Read the records below and copy each line that contains "letter".

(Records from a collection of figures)
☆ ☆ ☆ ☆ ☆
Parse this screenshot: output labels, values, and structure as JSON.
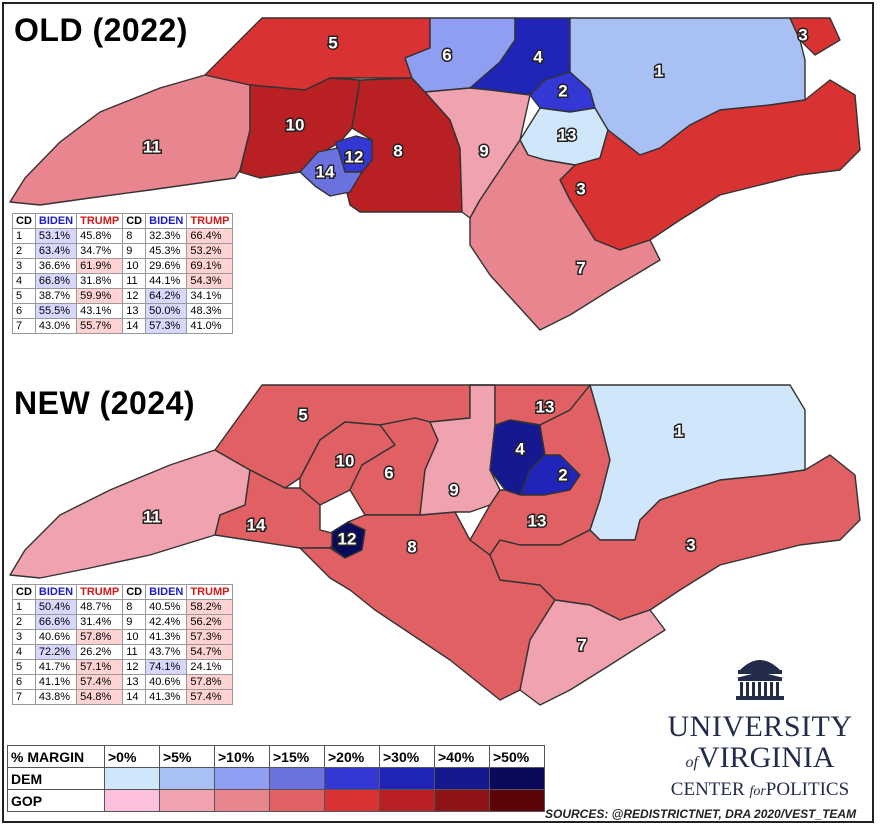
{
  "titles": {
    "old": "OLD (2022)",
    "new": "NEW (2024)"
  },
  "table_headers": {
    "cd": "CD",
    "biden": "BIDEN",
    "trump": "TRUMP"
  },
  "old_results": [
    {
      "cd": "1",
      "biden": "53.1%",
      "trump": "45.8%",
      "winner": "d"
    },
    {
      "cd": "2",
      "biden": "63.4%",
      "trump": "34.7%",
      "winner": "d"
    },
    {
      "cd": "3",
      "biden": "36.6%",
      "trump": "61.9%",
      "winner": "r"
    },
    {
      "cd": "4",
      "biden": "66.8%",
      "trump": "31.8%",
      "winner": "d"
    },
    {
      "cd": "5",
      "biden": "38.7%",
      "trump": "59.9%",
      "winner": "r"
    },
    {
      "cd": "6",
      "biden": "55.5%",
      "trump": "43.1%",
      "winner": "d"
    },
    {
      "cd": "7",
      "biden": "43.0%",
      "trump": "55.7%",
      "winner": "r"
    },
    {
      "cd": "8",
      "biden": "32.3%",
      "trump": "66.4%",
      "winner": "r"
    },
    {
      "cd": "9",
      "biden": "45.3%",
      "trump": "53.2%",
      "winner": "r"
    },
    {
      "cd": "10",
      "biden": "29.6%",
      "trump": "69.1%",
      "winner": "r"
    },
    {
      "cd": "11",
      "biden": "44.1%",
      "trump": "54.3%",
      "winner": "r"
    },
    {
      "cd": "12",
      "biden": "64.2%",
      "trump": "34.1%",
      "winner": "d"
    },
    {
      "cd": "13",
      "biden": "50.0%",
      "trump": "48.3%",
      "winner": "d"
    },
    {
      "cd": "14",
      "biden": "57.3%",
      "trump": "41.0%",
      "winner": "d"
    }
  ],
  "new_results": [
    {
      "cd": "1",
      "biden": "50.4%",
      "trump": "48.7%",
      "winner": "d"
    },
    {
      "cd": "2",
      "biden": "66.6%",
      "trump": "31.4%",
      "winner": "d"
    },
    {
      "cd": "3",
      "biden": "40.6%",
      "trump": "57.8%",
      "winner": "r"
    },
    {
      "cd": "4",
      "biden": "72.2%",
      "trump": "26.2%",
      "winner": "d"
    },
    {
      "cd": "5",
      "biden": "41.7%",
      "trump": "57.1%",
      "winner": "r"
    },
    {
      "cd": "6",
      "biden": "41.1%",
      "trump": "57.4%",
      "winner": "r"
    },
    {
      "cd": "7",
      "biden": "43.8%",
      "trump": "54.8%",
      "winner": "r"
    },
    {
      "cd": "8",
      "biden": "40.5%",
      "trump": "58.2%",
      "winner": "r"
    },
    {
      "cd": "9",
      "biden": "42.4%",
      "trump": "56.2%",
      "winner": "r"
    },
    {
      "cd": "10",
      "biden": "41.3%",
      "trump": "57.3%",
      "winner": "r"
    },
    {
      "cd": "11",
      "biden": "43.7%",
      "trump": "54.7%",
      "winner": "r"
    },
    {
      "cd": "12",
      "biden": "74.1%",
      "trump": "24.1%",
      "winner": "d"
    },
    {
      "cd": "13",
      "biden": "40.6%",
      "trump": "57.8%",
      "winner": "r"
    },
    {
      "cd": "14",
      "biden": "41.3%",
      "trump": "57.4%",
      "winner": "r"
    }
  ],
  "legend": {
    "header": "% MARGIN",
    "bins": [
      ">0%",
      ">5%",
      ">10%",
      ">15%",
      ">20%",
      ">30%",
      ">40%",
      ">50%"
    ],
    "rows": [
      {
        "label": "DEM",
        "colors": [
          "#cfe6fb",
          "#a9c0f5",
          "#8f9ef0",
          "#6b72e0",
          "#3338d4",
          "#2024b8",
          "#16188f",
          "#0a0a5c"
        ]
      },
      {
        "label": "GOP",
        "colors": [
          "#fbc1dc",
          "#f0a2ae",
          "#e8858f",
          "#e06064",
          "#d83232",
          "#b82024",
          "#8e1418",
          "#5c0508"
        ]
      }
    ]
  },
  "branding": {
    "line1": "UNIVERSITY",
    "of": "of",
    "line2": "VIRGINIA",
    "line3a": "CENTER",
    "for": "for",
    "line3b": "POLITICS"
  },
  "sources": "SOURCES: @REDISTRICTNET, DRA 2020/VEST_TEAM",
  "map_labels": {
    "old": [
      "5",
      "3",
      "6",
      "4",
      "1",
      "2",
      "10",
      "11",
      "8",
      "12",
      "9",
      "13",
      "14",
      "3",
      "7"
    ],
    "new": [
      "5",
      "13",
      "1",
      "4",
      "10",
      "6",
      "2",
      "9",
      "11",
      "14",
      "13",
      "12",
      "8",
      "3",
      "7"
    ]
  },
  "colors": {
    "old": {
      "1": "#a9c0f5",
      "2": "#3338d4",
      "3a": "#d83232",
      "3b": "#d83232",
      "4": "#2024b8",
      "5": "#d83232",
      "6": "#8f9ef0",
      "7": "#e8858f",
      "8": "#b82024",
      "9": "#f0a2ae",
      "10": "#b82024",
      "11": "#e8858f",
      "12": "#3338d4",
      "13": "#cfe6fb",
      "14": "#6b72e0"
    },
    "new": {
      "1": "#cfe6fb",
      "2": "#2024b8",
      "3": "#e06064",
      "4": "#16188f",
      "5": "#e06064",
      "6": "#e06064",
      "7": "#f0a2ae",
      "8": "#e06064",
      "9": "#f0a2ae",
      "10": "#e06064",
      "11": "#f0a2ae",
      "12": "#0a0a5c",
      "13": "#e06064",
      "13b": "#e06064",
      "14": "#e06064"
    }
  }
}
☆ ☆ ☆ ☆ ☆
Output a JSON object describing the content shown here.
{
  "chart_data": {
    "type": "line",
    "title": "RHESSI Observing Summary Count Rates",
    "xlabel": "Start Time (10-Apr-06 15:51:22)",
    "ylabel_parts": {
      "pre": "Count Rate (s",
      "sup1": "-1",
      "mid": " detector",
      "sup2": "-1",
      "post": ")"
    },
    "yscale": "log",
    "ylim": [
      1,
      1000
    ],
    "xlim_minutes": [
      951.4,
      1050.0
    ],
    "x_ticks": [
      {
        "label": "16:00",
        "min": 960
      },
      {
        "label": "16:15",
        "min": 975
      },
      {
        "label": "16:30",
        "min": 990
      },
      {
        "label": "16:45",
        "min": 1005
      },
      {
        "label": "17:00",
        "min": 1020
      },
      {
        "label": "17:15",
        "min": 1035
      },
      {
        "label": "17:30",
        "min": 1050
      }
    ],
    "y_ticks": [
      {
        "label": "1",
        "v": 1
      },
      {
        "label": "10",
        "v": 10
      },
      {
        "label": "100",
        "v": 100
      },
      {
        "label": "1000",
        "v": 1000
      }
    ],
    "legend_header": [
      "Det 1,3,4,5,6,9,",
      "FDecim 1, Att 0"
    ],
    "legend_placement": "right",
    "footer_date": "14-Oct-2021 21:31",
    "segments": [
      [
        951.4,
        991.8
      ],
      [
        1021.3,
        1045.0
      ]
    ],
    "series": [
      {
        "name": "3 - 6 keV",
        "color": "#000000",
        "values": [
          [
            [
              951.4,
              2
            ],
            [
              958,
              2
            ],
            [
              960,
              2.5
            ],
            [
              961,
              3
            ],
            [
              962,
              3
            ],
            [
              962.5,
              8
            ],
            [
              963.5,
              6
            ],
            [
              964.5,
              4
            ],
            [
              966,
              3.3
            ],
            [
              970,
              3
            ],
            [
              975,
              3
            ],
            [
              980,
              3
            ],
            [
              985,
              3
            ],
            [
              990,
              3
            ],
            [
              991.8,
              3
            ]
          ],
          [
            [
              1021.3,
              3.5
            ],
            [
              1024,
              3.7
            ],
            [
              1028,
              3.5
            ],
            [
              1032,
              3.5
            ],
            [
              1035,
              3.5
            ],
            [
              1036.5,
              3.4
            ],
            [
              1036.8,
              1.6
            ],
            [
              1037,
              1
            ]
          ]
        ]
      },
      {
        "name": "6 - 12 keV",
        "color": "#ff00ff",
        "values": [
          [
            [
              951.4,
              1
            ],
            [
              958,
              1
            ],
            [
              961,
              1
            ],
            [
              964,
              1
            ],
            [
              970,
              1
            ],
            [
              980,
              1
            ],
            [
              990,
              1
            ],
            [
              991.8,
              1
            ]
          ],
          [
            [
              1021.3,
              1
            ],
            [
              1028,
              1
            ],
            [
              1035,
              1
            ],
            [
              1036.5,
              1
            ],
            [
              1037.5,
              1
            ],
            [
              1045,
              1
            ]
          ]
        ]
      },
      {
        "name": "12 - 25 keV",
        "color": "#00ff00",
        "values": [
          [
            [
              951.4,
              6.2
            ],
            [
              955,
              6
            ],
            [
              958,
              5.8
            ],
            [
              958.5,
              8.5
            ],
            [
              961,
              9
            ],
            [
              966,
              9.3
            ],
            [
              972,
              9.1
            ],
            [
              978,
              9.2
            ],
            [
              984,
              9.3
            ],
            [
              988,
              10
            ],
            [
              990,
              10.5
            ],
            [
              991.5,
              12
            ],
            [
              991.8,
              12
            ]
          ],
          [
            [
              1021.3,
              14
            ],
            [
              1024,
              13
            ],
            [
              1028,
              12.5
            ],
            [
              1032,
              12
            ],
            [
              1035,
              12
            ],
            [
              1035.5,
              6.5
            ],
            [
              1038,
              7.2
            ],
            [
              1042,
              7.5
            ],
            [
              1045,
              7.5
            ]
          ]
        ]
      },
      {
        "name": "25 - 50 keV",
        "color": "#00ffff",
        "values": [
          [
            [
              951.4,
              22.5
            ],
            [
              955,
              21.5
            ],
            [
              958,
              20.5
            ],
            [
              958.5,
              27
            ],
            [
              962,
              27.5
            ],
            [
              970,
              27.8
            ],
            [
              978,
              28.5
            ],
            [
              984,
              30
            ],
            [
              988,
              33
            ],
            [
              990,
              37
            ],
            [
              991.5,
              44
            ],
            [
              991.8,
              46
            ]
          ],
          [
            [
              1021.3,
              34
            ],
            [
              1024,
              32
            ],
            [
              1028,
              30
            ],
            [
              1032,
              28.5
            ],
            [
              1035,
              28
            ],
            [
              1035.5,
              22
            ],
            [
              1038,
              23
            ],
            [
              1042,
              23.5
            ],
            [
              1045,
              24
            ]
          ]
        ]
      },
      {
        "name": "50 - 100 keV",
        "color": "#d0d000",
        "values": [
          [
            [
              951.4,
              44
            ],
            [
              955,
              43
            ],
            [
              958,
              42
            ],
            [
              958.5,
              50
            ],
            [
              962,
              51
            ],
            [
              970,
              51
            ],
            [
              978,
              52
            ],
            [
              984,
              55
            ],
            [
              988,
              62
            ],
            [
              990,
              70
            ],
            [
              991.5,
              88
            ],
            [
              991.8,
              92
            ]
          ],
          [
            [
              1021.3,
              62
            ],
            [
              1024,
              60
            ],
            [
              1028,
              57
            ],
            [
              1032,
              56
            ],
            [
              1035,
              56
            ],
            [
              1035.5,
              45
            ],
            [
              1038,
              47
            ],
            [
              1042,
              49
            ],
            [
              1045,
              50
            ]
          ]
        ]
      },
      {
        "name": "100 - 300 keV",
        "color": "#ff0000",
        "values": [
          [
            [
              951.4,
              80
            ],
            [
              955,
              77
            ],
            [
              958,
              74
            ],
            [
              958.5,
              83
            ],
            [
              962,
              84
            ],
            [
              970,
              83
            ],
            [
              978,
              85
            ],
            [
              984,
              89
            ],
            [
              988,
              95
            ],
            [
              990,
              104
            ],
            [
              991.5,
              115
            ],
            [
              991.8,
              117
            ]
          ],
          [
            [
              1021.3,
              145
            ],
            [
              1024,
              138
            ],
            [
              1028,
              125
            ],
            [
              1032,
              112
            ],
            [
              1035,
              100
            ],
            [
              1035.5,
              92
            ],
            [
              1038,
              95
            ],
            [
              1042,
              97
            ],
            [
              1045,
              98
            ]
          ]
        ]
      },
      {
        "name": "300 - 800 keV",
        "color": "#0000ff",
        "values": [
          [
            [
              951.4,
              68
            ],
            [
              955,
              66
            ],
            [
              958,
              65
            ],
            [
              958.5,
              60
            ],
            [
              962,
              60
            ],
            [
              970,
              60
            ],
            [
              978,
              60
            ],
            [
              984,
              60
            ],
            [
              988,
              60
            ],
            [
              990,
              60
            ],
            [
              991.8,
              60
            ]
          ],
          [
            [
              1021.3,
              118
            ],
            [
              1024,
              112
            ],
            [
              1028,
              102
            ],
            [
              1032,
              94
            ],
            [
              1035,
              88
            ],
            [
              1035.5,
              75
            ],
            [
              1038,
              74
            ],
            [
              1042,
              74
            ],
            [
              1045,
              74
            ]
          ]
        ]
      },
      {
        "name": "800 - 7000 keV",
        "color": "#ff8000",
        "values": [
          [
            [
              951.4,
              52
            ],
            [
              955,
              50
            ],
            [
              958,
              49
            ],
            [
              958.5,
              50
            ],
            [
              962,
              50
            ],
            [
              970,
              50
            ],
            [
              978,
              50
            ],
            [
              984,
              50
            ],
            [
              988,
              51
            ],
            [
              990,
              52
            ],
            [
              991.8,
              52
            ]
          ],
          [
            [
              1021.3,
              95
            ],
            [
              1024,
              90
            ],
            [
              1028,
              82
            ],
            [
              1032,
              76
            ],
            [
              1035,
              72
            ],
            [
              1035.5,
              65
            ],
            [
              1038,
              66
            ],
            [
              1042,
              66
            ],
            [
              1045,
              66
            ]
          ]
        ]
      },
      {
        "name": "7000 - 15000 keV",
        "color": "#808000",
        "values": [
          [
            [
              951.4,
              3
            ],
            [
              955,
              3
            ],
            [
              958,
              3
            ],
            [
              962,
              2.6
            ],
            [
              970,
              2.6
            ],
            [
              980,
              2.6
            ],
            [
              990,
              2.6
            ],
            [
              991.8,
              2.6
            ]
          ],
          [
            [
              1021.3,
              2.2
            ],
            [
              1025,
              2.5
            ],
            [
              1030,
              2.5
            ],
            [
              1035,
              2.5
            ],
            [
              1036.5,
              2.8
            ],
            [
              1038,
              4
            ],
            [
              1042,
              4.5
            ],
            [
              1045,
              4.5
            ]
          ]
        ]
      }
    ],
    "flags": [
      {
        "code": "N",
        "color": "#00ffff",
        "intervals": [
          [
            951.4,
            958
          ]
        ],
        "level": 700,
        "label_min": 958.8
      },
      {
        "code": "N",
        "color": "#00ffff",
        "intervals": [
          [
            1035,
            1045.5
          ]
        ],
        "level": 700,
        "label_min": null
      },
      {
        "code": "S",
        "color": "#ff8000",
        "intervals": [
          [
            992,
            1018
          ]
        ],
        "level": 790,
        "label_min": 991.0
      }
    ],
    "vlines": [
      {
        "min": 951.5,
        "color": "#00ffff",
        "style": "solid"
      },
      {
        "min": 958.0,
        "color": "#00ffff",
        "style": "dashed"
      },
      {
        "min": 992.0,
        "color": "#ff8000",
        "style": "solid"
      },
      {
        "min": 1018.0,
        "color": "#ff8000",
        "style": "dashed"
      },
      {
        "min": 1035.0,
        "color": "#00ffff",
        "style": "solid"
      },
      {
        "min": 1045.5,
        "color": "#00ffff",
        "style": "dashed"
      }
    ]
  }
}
☆ ☆ ☆ ☆ ☆
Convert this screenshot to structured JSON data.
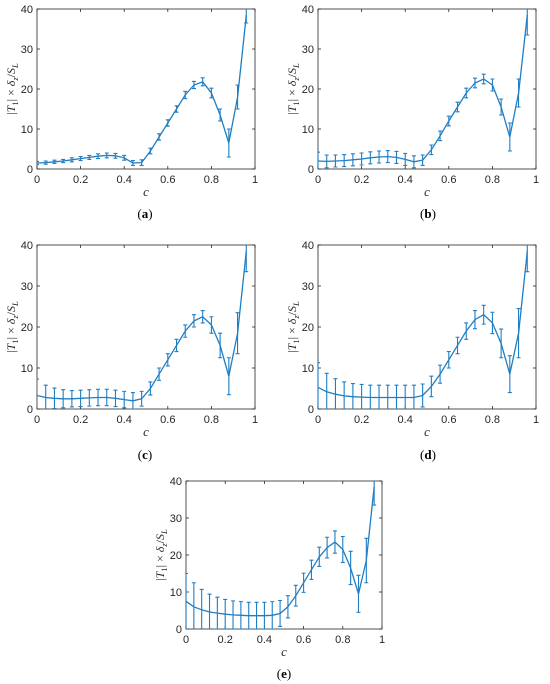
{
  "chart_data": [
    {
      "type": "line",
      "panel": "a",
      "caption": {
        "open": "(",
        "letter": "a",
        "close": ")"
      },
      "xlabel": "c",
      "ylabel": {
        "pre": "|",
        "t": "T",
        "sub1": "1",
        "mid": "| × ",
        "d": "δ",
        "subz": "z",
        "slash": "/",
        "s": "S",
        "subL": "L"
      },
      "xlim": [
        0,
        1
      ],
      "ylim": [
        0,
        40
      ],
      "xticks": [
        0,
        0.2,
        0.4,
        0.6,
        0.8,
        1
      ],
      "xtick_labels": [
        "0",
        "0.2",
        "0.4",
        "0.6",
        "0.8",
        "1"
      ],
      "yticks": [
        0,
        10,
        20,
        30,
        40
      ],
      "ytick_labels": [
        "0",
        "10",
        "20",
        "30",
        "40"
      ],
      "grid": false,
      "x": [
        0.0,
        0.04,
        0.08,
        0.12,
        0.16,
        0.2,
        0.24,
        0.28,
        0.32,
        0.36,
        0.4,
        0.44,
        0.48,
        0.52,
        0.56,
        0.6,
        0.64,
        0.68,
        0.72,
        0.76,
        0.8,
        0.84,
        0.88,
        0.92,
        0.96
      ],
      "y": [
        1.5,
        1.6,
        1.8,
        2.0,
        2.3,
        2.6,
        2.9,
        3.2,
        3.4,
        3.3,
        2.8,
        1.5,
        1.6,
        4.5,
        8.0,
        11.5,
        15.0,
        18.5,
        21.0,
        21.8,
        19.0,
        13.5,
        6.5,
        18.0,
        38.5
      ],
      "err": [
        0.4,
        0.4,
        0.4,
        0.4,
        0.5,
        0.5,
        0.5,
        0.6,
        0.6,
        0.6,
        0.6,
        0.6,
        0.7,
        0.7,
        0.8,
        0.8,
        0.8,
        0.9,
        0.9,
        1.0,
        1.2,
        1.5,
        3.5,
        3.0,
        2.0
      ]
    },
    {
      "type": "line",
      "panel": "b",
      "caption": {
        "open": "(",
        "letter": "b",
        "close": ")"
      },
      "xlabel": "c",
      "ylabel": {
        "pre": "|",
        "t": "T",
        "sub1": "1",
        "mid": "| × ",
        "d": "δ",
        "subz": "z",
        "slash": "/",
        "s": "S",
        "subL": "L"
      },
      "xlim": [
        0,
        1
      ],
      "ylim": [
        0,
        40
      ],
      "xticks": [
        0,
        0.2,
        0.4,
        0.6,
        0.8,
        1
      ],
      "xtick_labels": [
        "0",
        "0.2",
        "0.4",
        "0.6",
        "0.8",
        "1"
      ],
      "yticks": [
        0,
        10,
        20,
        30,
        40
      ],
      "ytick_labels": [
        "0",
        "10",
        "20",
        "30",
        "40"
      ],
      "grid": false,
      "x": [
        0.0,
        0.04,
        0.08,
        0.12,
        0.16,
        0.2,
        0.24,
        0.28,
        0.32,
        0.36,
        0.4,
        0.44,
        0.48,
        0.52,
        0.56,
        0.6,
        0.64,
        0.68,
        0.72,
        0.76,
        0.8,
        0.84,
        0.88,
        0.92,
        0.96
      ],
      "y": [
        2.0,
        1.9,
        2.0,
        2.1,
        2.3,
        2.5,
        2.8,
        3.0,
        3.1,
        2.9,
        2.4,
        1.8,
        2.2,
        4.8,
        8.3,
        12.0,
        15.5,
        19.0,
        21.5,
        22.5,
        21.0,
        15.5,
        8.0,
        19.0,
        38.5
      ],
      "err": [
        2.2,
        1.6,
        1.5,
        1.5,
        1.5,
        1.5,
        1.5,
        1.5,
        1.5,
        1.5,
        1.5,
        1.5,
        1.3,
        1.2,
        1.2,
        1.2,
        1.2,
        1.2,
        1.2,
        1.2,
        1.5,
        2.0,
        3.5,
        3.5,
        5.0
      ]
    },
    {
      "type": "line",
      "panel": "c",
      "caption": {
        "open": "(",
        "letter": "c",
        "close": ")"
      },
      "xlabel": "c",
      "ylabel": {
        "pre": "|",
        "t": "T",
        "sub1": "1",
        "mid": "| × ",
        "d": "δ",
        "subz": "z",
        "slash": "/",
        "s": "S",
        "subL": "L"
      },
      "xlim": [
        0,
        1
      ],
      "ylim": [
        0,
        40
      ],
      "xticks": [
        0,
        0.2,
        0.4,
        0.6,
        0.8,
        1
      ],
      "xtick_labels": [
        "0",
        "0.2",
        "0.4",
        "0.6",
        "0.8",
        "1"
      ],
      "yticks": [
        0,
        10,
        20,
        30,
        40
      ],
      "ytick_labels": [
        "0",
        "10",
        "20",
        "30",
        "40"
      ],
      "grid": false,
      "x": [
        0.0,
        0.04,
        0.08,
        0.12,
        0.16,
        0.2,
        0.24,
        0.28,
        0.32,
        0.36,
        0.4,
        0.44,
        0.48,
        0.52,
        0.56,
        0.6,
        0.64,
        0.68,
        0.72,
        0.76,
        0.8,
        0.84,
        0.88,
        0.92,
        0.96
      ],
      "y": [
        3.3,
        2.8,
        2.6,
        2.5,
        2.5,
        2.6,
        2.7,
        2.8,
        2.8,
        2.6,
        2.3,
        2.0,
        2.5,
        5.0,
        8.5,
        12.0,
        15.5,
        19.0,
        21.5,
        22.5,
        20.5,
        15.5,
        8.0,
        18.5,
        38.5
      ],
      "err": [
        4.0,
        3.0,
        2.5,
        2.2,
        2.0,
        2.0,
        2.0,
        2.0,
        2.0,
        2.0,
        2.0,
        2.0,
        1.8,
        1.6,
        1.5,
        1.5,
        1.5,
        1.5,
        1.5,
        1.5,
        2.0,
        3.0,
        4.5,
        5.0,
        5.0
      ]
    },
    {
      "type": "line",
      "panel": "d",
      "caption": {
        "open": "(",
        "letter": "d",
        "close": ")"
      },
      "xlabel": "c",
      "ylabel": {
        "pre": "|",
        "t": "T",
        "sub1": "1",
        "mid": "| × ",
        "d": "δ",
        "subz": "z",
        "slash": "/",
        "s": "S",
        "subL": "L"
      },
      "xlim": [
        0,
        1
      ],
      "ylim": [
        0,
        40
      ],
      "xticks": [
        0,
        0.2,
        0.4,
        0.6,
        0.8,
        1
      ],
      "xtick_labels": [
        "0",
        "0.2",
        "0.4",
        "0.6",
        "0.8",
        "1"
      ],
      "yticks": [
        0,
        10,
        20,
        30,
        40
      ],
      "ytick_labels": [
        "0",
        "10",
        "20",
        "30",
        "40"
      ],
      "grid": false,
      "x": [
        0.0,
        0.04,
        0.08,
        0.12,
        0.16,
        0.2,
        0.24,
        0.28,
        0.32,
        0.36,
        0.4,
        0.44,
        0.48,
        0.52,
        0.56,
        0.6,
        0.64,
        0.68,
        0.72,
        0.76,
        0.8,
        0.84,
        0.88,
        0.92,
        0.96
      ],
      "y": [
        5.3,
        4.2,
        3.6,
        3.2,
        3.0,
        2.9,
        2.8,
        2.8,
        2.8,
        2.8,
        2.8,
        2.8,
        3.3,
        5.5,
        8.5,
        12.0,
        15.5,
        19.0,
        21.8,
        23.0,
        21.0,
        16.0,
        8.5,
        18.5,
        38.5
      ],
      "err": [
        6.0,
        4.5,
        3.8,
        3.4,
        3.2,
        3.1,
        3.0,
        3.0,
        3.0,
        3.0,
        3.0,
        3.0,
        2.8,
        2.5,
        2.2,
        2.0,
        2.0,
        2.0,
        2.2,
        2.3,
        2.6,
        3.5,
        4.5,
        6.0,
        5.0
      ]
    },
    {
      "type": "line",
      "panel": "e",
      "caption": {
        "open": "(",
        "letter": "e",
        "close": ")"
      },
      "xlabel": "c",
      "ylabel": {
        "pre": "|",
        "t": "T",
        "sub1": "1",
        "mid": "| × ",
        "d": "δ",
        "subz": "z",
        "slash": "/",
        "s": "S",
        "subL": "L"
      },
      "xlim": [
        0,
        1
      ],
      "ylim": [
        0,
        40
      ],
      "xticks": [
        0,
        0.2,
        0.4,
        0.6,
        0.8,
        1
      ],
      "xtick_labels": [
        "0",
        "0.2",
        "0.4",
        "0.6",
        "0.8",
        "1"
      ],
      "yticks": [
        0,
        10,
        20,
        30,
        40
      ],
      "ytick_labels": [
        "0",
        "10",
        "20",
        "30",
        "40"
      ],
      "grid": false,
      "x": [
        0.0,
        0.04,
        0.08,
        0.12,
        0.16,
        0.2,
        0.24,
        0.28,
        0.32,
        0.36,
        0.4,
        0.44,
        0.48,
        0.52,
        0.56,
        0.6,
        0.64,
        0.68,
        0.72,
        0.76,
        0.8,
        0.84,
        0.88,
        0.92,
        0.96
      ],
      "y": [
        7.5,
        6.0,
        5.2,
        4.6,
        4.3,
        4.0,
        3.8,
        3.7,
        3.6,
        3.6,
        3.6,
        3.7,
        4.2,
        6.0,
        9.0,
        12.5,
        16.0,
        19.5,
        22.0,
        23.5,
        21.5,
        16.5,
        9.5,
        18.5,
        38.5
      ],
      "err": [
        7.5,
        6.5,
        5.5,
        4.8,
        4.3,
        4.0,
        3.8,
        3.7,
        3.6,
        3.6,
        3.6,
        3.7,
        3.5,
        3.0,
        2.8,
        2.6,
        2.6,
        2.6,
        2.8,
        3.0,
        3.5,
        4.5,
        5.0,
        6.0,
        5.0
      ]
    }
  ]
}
☆ ☆ ☆ ☆ ☆
#### Solution to the exercise
        "letter": "a",
        "letter": "b",
        "letter": "c",
        "letter": "d",
        "letter": "e",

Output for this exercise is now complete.